Instructions for the task: Copy out the data below verbatim.

:::::

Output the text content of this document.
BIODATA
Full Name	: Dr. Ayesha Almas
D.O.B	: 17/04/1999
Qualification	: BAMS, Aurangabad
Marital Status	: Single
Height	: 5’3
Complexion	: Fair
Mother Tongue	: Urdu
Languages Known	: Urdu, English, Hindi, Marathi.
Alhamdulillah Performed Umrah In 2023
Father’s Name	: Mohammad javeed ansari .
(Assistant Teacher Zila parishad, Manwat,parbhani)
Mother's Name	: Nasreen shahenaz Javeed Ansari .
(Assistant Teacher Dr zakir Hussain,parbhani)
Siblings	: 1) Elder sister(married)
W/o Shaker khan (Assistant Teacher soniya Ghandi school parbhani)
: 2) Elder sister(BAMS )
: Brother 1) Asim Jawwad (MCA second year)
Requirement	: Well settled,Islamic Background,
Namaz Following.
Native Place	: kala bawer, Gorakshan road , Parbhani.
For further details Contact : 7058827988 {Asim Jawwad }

:::::

The reply:
Output the text content of this document.
BIODATA
Full Name	: Dr. Ayesha Almas
D.O.B	: 17/04/1999
Qualification	: BAMS, Aurangabad
Marital Status	: Single
Height	: 5’3
Complexion	: Fair
Mother Tongue	: Urdu
Languages Known	: Urdu, English, Hindi, Marathi.
Alhamdulillah Performed Umrah In 2023
Father’s Name	: Mohammad javeed ansari .
(Assistant Teacher Zila parishad, Manwat,parbhani)
Mother's Name	: Nasreen shahenaz Javeed Ansari .
(Assistant Teacher Dr zakir Hussain,parbhani)
Siblings	: 1) Elder sister(married)
W/o Shaker khan (Assistant Teacher soniya Ghandi school parbhani)
: 2) Elder sister(BAMS )
: Brother 1) Asim Jawwad (MCA second year)
Requirement	: Well settled,Islamic Background,
Namaz Following.
Native Place	: kala bawer, Gorakshan road , Parbhani.
For further details Contact : 7058827988 {Asim Jawwad }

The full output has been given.